Short exercise:
State the number of lines in these records that include the word "Australian", and add nothing to it.

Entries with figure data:
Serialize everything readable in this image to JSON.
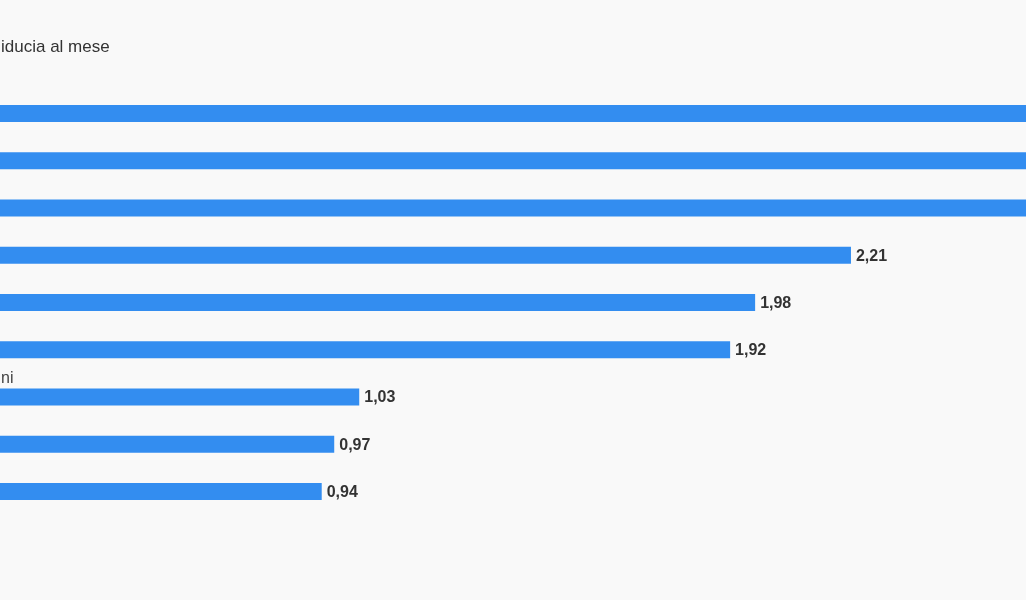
{
  "chart_data": {
    "type": "bar",
    "orientation": "horizontal",
    "title": "iducia al mese",
    "categories": [
      null,
      null,
      null,
      null,
      null,
      null,
      "ni",
      null,
      null
    ],
    "values": [
      2.63,
      2.63,
      2.63,
      2.21,
      1.98,
      1.92,
      1.03,
      0.97,
      0.94
    ],
    "value_labels": [
      null,
      null,
      null,
      "2,21",
      "1,98",
      "1,92",
      "1,03",
      "0,97",
      "0,94"
    ],
    "color": "#338df0",
    "xlim": [
      0,
      2.63
    ]
  }
}
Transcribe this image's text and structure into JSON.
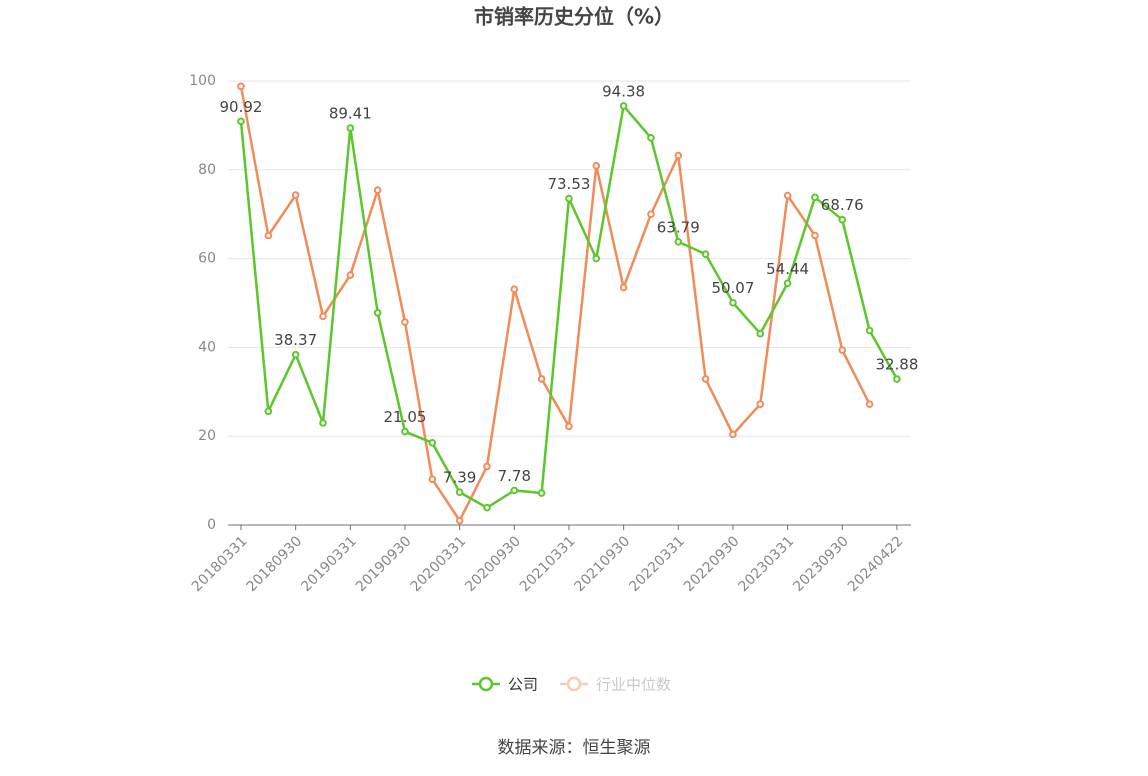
{
  "chart_data": {
    "type": "line",
    "title": "市销率历史分位（%）",
    "source": "数据来源：恒生聚源",
    "categories": [
      "20180331",
      null,
      "20180930",
      null,
      "20190331",
      null,
      "20190930",
      null,
      "20200331",
      null,
      "20200930",
      null,
      "20210331",
      null,
      "20210930",
      null,
      "20220331",
      null,
      "20220930",
      null,
      "20230331",
      null,
      "20230930",
      null,
      "20240422"
    ],
    "series": [
      {
        "name": "公司",
        "color": "#5cc72b",
        "values": [
          90.92,
          25.6,
          38.37,
          23,
          89.41,
          47.8,
          21.05,
          18.5,
          7.39,
          3.9,
          7.78,
          7.2,
          73.53,
          60,
          94.38,
          87.2,
          63.79,
          61,
          50.07,
          43.1,
          54.44,
          73.8,
          68.76,
          43.8,
          32.88
        ],
        "value_labels": [
          "90.92",
          null,
          "38.37",
          null,
          "89.41",
          null,
          "21.05",
          null,
          "7.39",
          null,
          "7.78",
          null,
          "73.53",
          null,
          "94.38",
          null,
          "63.79",
          null,
          "50.07",
          null,
          "54.44",
          null,
          "68.76",
          null,
          "32.88"
        ]
      },
      {
        "name": "行业中位数",
        "color": "#f28b5a",
        "values": [
          98.8,
          65.2,
          74.3,
          47,
          56.3,
          75.4,
          45.7,
          10.3,
          1.0,
          13.2,
          53.1,
          32.9,
          22.2,
          80.9,
          53.5,
          70,
          83.2,
          32.9,
          20.4,
          27.2,
          74.2,
          65.2,
          39.4,
          27.2,
          null
        ]
      }
    ],
    "ylim": [
      0,
      100
    ],
    "yticks": [
      0,
      20,
      40,
      60,
      80,
      100
    ],
    "grid": true
  }
}
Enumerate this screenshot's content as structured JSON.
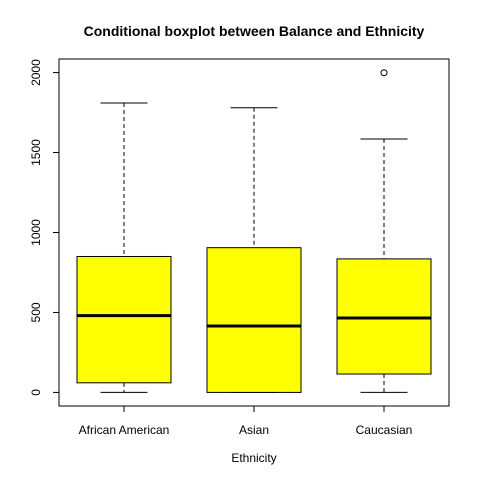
{
  "chart_data": {
    "type": "boxplot",
    "title": "Conditional boxplot between Balance and Ethnicity",
    "xlabel": "Ethnicity",
    "ylabel": "",
    "categories": [
      "African American",
      "Asian",
      "Caucasian"
    ],
    "ylim": [
      -85,
      2085
    ],
    "yticks": [
      0,
      500,
      1000,
      1500,
      2000
    ],
    "ytick_labels": [
      "0",
      "500",
      "1000",
      "1500",
      "2000"
    ],
    "box_color": "#ffff00",
    "boxes": [
      {
        "category": "African American",
        "whisker_low": 0,
        "q1": 60,
        "median": 480,
        "q3": 850,
        "whisker_high": 1810,
        "outliers": []
      },
      {
        "category": "Asian",
        "whisker_low": 0,
        "q1": 0,
        "median": 415,
        "q3": 905,
        "whisker_high": 1780,
        "outliers": []
      },
      {
        "category": "Caucasian",
        "whisker_low": 0,
        "q1": 115,
        "median": 465,
        "q3": 835,
        "whisker_high": 1585,
        "outliers": [
          1999
        ]
      }
    ],
    "grid": false,
    "legend": "none"
  }
}
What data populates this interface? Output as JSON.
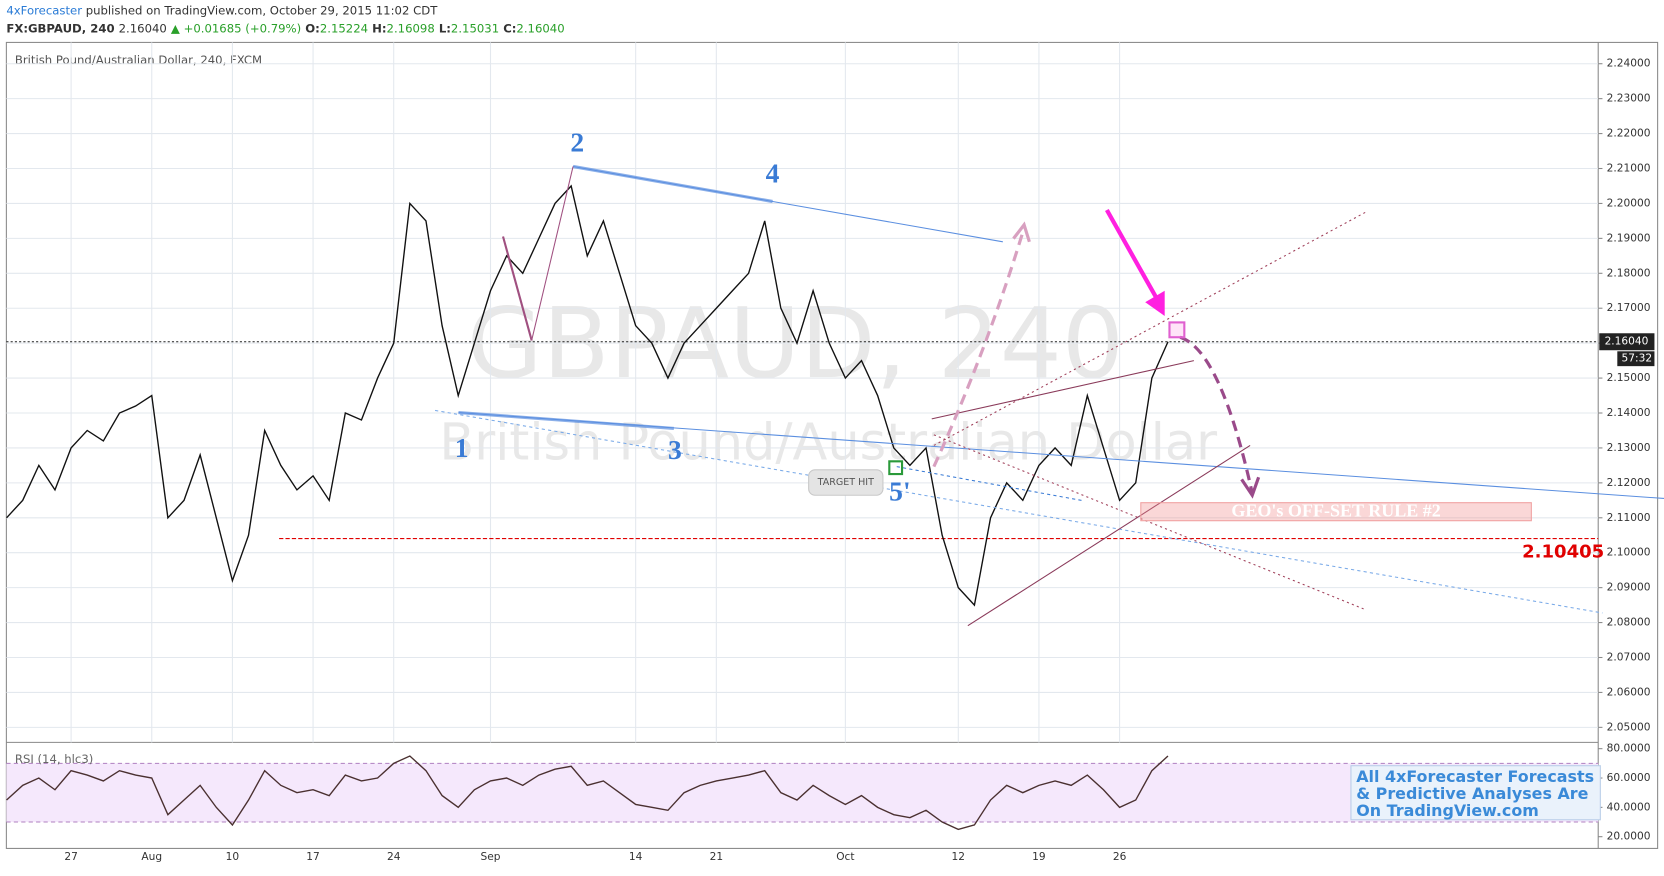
{
  "header": {
    "author": "4xForecaster",
    "published": "published on TradingView.com, October 29, 2015 11:02 CDT",
    "symbol": "FX:GBPAUD, 240",
    "last": "2.16040",
    "change": "▲ +0.01685 (+0.79%)",
    "o_label": "O:",
    "o": "2.15224",
    "h_label": "H:",
    "h": "2.16098",
    "l_label": "L:",
    "l": "2.15031",
    "c_label": "C:",
    "c": "2.16040"
  },
  "chart_data": {
    "type": "line",
    "title": "British Pound/Australian Dollar, 240, FXCM",
    "watermark": "GBPAUD, 240",
    "watermark_sub": "British Pound/Australian Dollar",
    "categories": [
      null,
      null,
      null,
      null,
      "27",
      null,
      null,
      null,
      null,
      "Aug",
      null,
      null,
      null,
      null,
      "10",
      null,
      null,
      null,
      null,
      "17",
      null,
      null,
      null,
      null,
      "24",
      null,
      null,
      null,
      null,
      null,
      "Sep",
      null,
      null,
      null,
      null,
      null,
      null,
      null,
      null,
      "14",
      null,
      null,
      null,
      null,
      "21",
      null,
      null,
      null,
      null,
      null,
      null,
      null,
      "Oct",
      null,
      null,
      null,
      null,
      null,
      null,
      "12",
      null,
      null,
      null,
      null,
      "19",
      null,
      null,
      null,
      null,
      "26",
      null,
      null,
      null
    ],
    "series": [
      {
        "name": "GBPAUD",
        "color": "#111111",
        "values": [
          2.11,
          2.115,
          2.125,
          2.118,
          2.13,
          2.135,
          2.132,
          2.14,
          2.142,
          2.145,
          2.11,
          2.115,
          2.128,
          2.11,
          2.092,
          2.105,
          2.135,
          2.125,
          2.118,
          2.122,
          2.115,
          2.14,
          2.138,
          2.15,
          2.16,
          2.2,
          2.195,
          2.165,
          2.145,
          2.16,
          2.175,
          2.185,
          2.18,
          2.19,
          2.2,
          2.205,
          2.185,
          2.195,
          2.18,
          2.165,
          2.16,
          2.15,
          2.16,
          2.165,
          2.17,
          2.175,
          2.18,
          2.195,
          2.17,
          2.16,
          2.175,
          2.16,
          2.15,
          2.155,
          2.145,
          2.13,
          2.125,
          2.13,
          2.105,
          2.09,
          2.085,
          2.11,
          2.12,
          2.115,
          2.125,
          2.13,
          2.125,
          2.145,
          2.13,
          2.115,
          2.12,
          2.15,
          2.1604
        ]
      }
    ],
    "ylim": [
      2.0457,
      2.2461
    ],
    "yticks": [
      {
        "value": 2.05,
        "label": "2.05000"
      },
      {
        "value": 2.06,
        "label": "2.06000"
      },
      {
        "value": 2.07,
        "label": "2.07000"
      },
      {
        "value": 2.08,
        "label": "2.08000"
      },
      {
        "value": 2.09,
        "label": "2.09000"
      },
      {
        "value": 2.1,
        "label": "2.10000"
      },
      {
        "value": 2.11,
        "label": "2.11000"
      },
      {
        "value": 2.12,
        "label": "2.12000"
      },
      {
        "value": 2.13,
        "label": "2.13000"
      },
      {
        "value": 2.14,
        "label": "2.14000"
      },
      {
        "value": 2.15,
        "label": "2.15000"
      },
      {
        "value": 2.16,
        "label": "2.16000"
      },
      {
        "value": 2.17,
        "label": "2.17000"
      },
      {
        "value": 2.18,
        "label": "2.18000"
      },
      {
        "value": 2.19,
        "label": "2.19000"
      },
      {
        "value": 2.2,
        "label": "2.20000"
      },
      {
        "value": 2.21,
        "label": "2.21000"
      },
      {
        "value": 2.22,
        "label": "2.22000"
      },
      {
        "value": 2.23,
        "label": "2.23000"
      },
      {
        "value": 2.24,
        "label": "2.24000"
      }
    ],
    "grid": true,
    "last_price": {
      "value": 2.1604,
      "label": "2.16040"
    },
    "countdown": "57:32",
    "level": {
      "value": 2.10405,
      "label": "2.10405",
      "color": "#e00000"
    },
    "wave_labels": [
      "1",
      "2",
      "3",
      "4",
      "5'"
    ],
    "target_note": "TARGET HIT",
    "rule_note": "GEO's OFF-SET RULE #2",
    "rsi": {
      "title": "RSI (14, hlc3)",
      "color": "#4a3030",
      "values": [
        45,
        55,
        60,
        52,
        65,
        62,
        58,
        65,
        62,
        60,
        35,
        45,
        55,
        40,
        28,
        45,
        65,
        55,
        50,
        52,
        48,
        62,
        58,
        60,
        70,
        75,
        65,
        48,
        40,
        52,
        58,
        60,
        55,
        62,
        66,
        68,
        55,
        58,
        50,
        42,
        40,
        38,
        50,
        55,
        58,
        60,
        62,
        65,
        50,
        45,
        55,
        48,
        42,
        48,
        40,
        35,
        33,
        38,
        30,
        25,
        28,
        45,
        55,
        50,
        55,
        58,
        55,
        62,
        52,
        40,
        45,
        65,
        75
      ],
      "ylim": [
        12,
        84.3
      ],
      "yticks": [
        {
          "value": 20,
          "label": "20.0000"
        },
        {
          "value": 40,
          "label": "40.0000"
        },
        {
          "value": 60,
          "label": "60.0000"
        },
        {
          "value": 80,
          "label": "80.0000"
        }
      ],
      "bands": [
        30,
        70
      ]
    },
    "promo": [
      "All 4xForecaster Forecasts",
      "& Predictive Analyses Are",
      "On TradingView.com"
    ]
  }
}
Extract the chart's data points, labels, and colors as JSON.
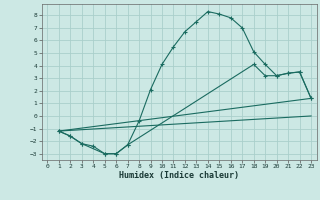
{
  "xlabel": "Humidex (Indice chaleur)",
  "bg_color": "#cce8e4",
  "grid_color": "#aacfcb",
  "line_color": "#1a6b60",
  "xlim": [
    -0.5,
    23.5
  ],
  "ylim": [
    -3.5,
    8.9
  ],
  "xticks": [
    0,
    1,
    2,
    3,
    4,
    5,
    6,
    7,
    8,
    9,
    10,
    11,
    12,
    13,
    14,
    15,
    16,
    17,
    18,
    19,
    20,
    21,
    22,
    23
  ],
  "yticks": [
    -3,
    -2,
    -1,
    0,
    1,
    2,
    3,
    4,
    5,
    6,
    7,
    8
  ],
  "curve1_x": [
    1,
    2,
    3,
    4,
    5,
    6,
    7,
    8,
    9,
    10,
    11,
    12,
    13,
    14,
    15,
    16,
    17,
    18,
    19,
    20,
    21,
    22,
    23
  ],
  "curve1_y": [
    -1.2,
    -1.6,
    -2.2,
    -2.4,
    -3.0,
    -3.0,
    -2.3,
    -0.4,
    2.1,
    4.1,
    5.5,
    6.7,
    7.5,
    8.3,
    8.1,
    7.8,
    7.0,
    5.1,
    4.1,
    3.2,
    3.4,
    3.5,
    1.4
  ],
  "curve2_x": [
    1,
    2,
    3,
    5,
    6,
    7,
    18,
    19,
    20,
    21,
    22,
    23
  ],
  "curve2_y": [
    -1.2,
    -1.6,
    -2.2,
    -3.0,
    -3.0,
    -2.3,
    4.1,
    3.2,
    3.2,
    3.4,
    3.5,
    1.4
  ],
  "line1_x": [
    1,
    23
  ],
  "line1_y": [
    -1.2,
    1.4
  ],
  "line2_x": [
    1,
    23
  ],
  "line2_y": [
    -1.2,
    0.0
  ]
}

Reply to the exercise:
2